• Problem requirements
Return all lines from the listing below in which the string "dropdown" occurs.

• Available records
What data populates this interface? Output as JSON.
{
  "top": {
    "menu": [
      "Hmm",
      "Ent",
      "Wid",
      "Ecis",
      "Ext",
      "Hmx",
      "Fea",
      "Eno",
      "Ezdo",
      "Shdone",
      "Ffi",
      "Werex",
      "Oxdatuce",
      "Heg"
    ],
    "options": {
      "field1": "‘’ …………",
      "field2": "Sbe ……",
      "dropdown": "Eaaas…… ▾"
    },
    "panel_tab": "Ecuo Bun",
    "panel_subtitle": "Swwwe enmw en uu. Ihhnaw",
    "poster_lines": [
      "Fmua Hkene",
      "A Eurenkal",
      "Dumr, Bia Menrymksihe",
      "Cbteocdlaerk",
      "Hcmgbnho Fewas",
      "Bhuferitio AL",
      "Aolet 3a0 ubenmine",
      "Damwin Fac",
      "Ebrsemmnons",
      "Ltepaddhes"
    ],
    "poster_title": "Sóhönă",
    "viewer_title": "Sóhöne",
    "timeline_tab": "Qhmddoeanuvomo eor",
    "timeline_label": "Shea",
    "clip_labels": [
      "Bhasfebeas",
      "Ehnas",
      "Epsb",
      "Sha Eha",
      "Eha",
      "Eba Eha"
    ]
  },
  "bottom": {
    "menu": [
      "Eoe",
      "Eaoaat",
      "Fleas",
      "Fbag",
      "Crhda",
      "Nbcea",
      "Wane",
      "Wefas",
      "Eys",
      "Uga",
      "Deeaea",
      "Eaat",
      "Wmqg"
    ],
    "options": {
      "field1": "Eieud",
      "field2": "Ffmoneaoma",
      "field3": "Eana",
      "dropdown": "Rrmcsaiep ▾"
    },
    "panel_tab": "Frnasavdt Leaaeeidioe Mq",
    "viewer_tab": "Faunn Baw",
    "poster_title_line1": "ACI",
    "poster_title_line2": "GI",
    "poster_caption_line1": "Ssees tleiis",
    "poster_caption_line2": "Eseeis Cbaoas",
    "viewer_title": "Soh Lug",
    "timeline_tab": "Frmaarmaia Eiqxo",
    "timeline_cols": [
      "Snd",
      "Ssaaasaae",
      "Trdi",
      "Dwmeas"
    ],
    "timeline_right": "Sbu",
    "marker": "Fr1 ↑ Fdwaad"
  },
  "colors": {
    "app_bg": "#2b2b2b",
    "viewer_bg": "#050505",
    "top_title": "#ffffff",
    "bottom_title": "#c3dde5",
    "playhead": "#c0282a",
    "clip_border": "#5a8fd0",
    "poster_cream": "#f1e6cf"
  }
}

• Expected answer
      "dropdown": "Eaaas…… ▾"
      "dropdown": "Rrmcsaiep ▾"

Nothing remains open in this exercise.